Task objective - Would it be possible to write out each entry below exactly, without the pictures?

(Saved data entries)

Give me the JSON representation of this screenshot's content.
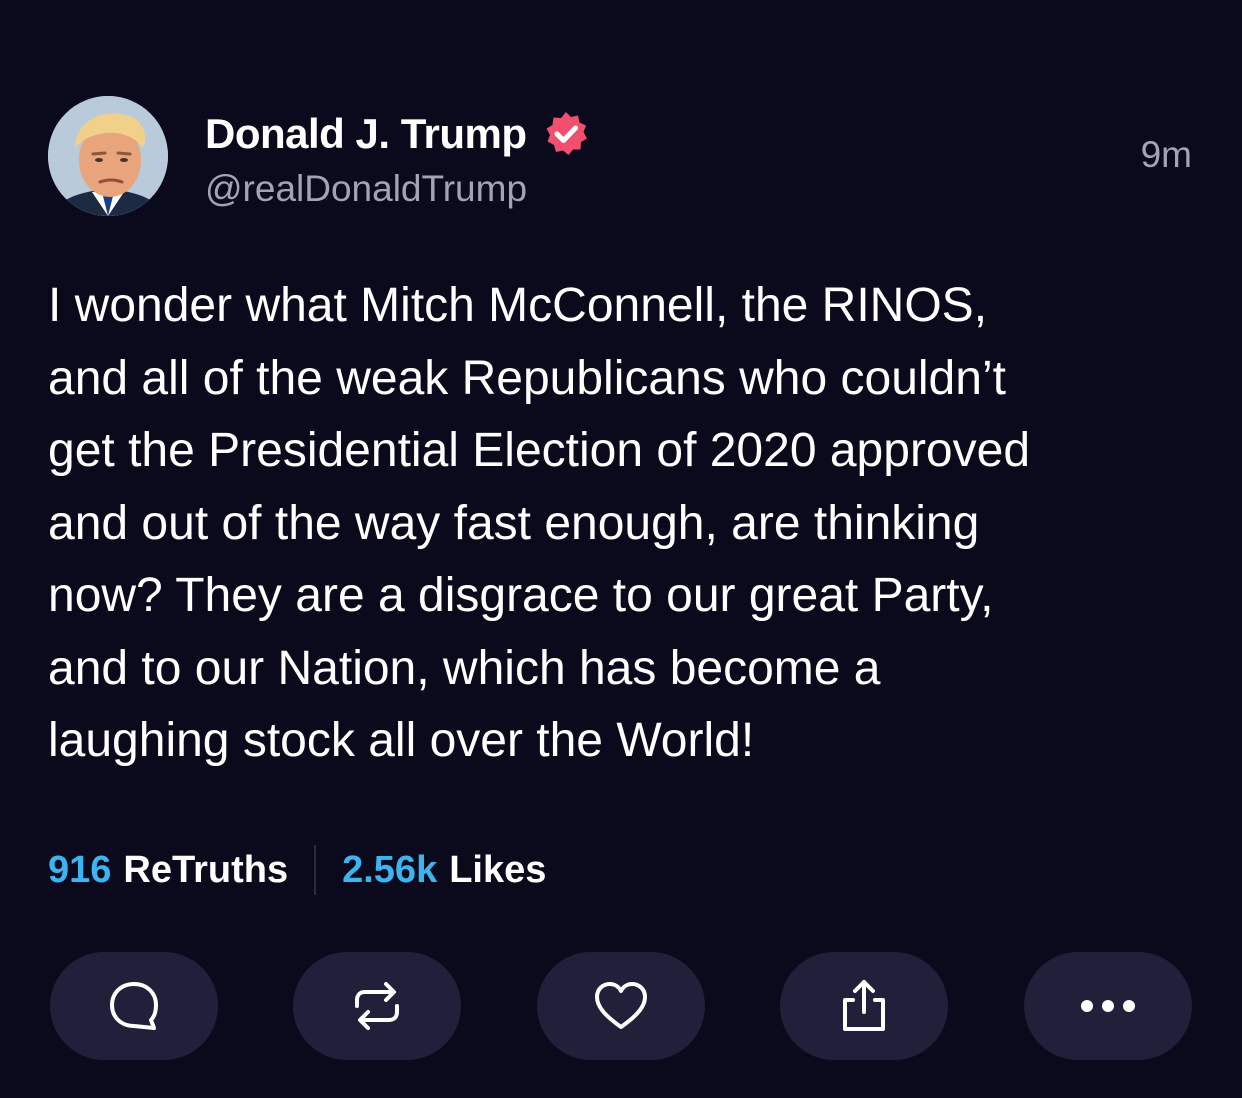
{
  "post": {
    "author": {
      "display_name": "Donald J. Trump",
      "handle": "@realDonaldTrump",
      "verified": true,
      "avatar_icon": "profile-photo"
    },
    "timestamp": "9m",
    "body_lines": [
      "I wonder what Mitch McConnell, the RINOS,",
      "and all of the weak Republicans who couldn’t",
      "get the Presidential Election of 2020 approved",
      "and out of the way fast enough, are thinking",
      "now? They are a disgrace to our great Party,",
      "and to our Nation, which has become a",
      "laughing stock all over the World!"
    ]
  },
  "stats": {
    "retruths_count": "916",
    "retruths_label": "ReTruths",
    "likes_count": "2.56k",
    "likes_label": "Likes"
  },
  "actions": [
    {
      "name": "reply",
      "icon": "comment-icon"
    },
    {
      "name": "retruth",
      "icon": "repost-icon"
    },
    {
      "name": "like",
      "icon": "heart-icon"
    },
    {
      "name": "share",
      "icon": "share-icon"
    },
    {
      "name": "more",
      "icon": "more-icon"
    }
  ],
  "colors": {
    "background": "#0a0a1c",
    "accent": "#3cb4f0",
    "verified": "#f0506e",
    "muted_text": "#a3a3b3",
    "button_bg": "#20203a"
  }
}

Full answer -
Give me the JSON representation of this screenshot's content.
{
  "post": {
    "author": {
      "display_name": "Donald J. Trump",
      "handle": "@realDonaldTrump",
      "verified": true,
      "avatar_icon": "profile-photo"
    },
    "timestamp": "9m",
    "body_lines": [
      "I wonder what Mitch McConnell, the RINOS,",
      "and all of the weak Republicans who couldn’t",
      "get the Presidential Election of 2020 approved",
      "and out of the way fast enough, are thinking",
      "now? They are a disgrace to our great Party,",
      "and to our Nation, which has become a",
      "laughing stock all over the World!"
    ]
  },
  "stats": {
    "retruths_count": "916",
    "retruths_label": "ReTruths",
    "likes_count": "2.56k",
    "likes_label": "Likes"
  },
  "actions": [
    {
      "name": "reply",
      "icon": "comment-icon"
    },
    {
      "name": "retruth",
      "icon": "repost-icon"
    },
    {
      "name": "like",
      "icon": "heart-icon"
    },
    {
      "name": "share",
      "icon": "share-icon"
    },
    {
      "name": "more",
      "icon": "more-icon"
    }
  ],
  "colors": {
    "background": "#0a0a1c",
    "accent": "#3cb4f0",
    "verified": "#f0506e",
    "muted_text": "#a3a3b3",
    "button_bg": "#20203a"
  }
}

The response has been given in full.